**Given request:** Skip the pictures. Copy all the rest of the records down exactly.

**Records excerpted from a collection:**
** START **

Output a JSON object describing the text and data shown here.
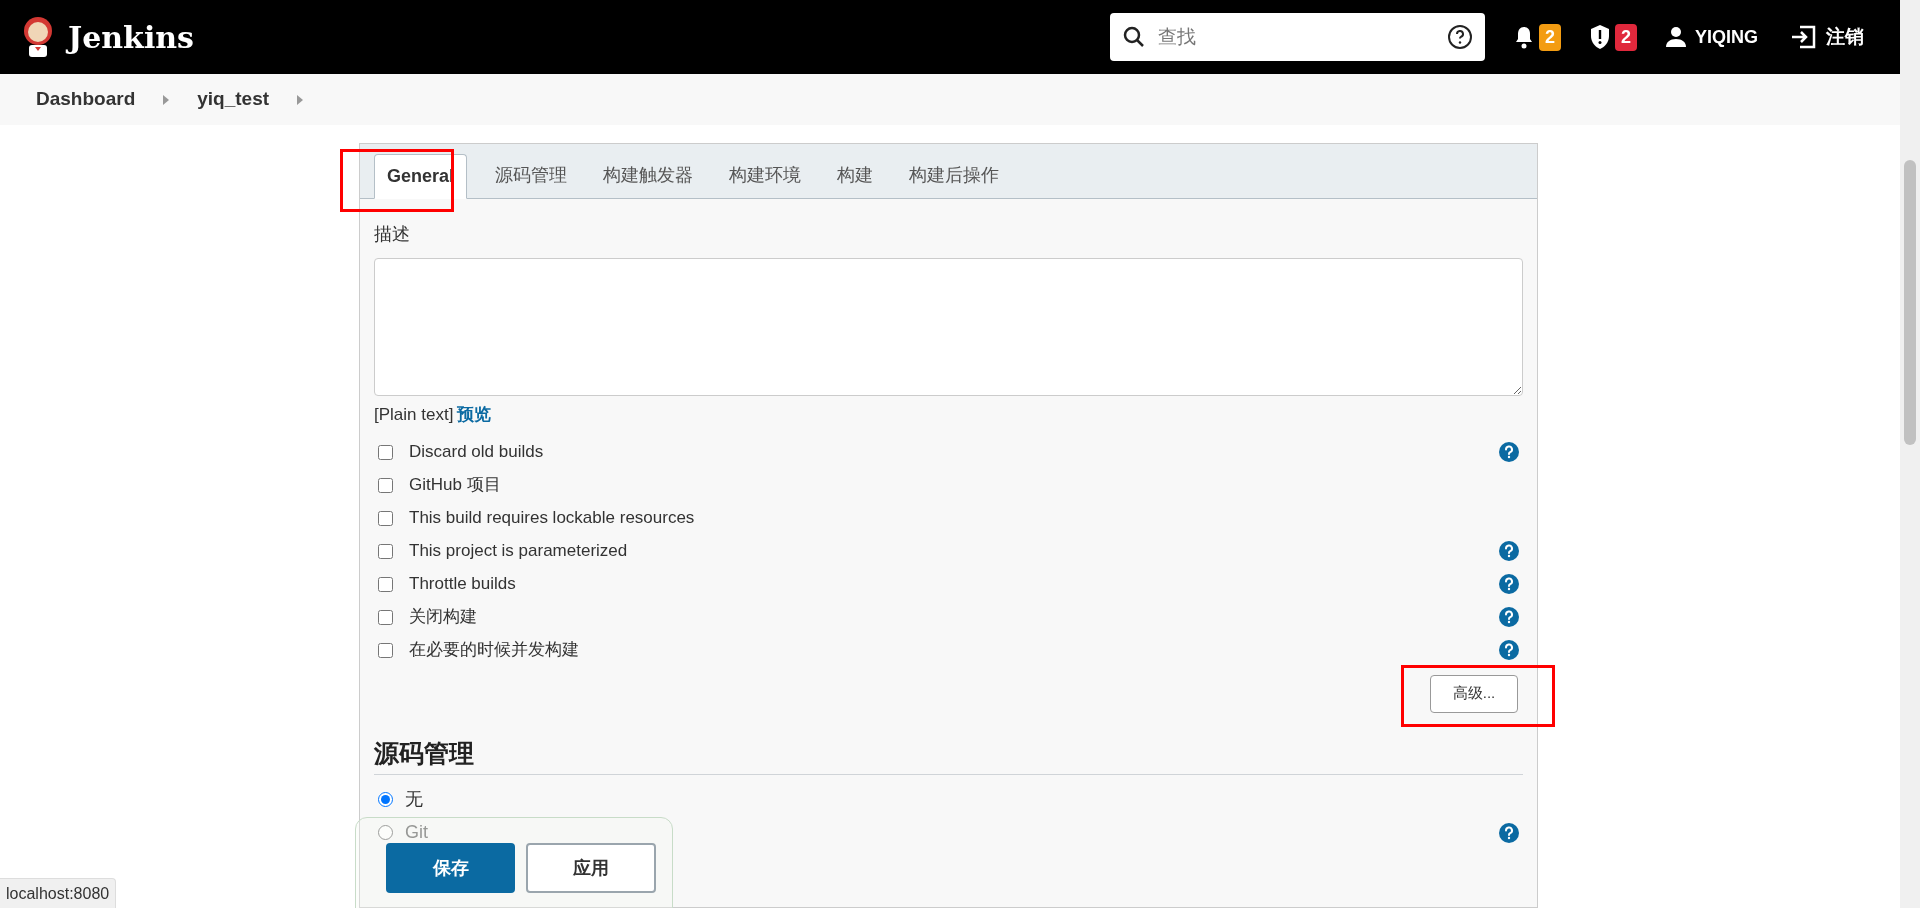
{
  "header": {
    "logo_text": "Jenkins",
    "search": {
      "placeholder": "查找"
    },
    "notifications": "2",
    "security": "2",
    "user": "YIQING",
    "logout": "注销"
  },
  "breadcrumb": [
    "Dashboard",
    "yiq_test"
  ],
  "tabs": [
    {
      "label": "General",
      "selected": true,
      "highlighted": true
    },
    {
      "label": "源码管理",
      "selected": false,
      "highlighted": false
    },
    {
      "label": "构建触发器",
      "selected": false,
      "highlighted": false
    },
    {
      "label": "构建环境",
      "selected": false,
      "highlighted": false
    },
    {
      "label": "构建",
      "selected": false,
      "highlighted": false
    },
    {
      "label": "构建后操作",
      "selected": false,
      "highlighted": false
    }
  ],
  "description": {
    "label": "描述",
    "format": "[Plain text]",
    "preview": "预览"
  },
  "options": [
    {
      "label": "Discard old builds",
      "checked": false,
      "help": true
    },
    {
      "label": "GitHub 项目",
      "checked": false,
      "help": false
    },
    {
      "label": "This build requires lockable resources",
      "checked": false,
      "help": false
    },
    {
      "label": "This project is parameterized",
      "checked": false,
      "help": true
    },
    {
      "label": "Throttle builds",
      "checked": false,
      "help": true
    },
    {
      "label": "关闭构建",
      "checked": false,
      "help": true
    },
    {
      "label": "在必要的时候并发构建",
      "checked": false,
      "help": true
    }
  ],
  "advanced_button": {
    "label": "高级...",
    "highlighted": true
  },
  "scm": {
    "title": "源码管理",
    "options": [
      {
        "label": "无",
        "selected": true,
        "help": false
      },
      {
        "label": "Git",
        "selected": false,
        "help": true
      }
    ]
  },
  "actions": {
    "save": "保存",
    "apply": "应用"
  },
  "status_url": "localhost:8080"
}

** END **

**Task response:**
Output a JSON object describing the text and data shown here.
{
  "header": {
    "logo_text": "Jenkins",
    "search": {
      "placeholder": "查找"
    },
    "notifications": "2",
    "security": "2",
    "user": "YIQING",
    "logout": "注销"
  },
  "breadcrumb": [
    "Dashboard",
    "yiq_test"
  ],
  "tabs": [
    {
      "label": "General",
      "selected": true,
      "highlighted": true
    },
    {
      "label": "源码管理",
      "selected": false,
      "highlighted": false
    },
    {
      "label": "构建触发器",
      "selected": false,
      "highlighted": false
    },
    {
      "label": "构建环境",
      "selected": false,
      "highlighted": false
    },
    {
      "label": "构建",
      "selected": false,
      "highlighted": false
    },
    {
      "label": "构建后操作",
      "selected": false,
      "highlighted": false
    }
  ],
  "description": {
    "label": "描述",
    "format": "[Plain text]",
    "preview": "预览"
  },
  "options": [
    {
      "label": "Discard old builds",
      "checked": false,
      "help": true
    },
    {
      "label": "GitHub 项目",
      "checked": false,
      "help": false
    },
    {
      "label": "This build requires lockable resources",
      "checked": false,
      "help": false
    },
    {
      "label": "This project is parameterized",
      "checked": false,
      "help": true
    },
    {
      "label": "Throttle builds",
      "checked": false,
      "help": true
    },
    {
      "label": "关闭构建",
      "checked": false,
      "help": true
    },
    {
      "label": "在必要的时候并发构建",
      "checked": false,
      "help": true
    }
  ],
  "advanced_button": {
    "label": "高级...",
    "highlighted": true
  },
  "scm": {
    "title": "源码管理",
    "options": [
      {
        "label": "无",
        "selected": true,
        "help": false
      },
      {
        "label": "Git",
        "selected": false,
        "help": true
      }
    ]
  },
  "actions": {
    "save": "保存",
    "apply": "应用"
  },
  "status_url": "localhost:8080"
}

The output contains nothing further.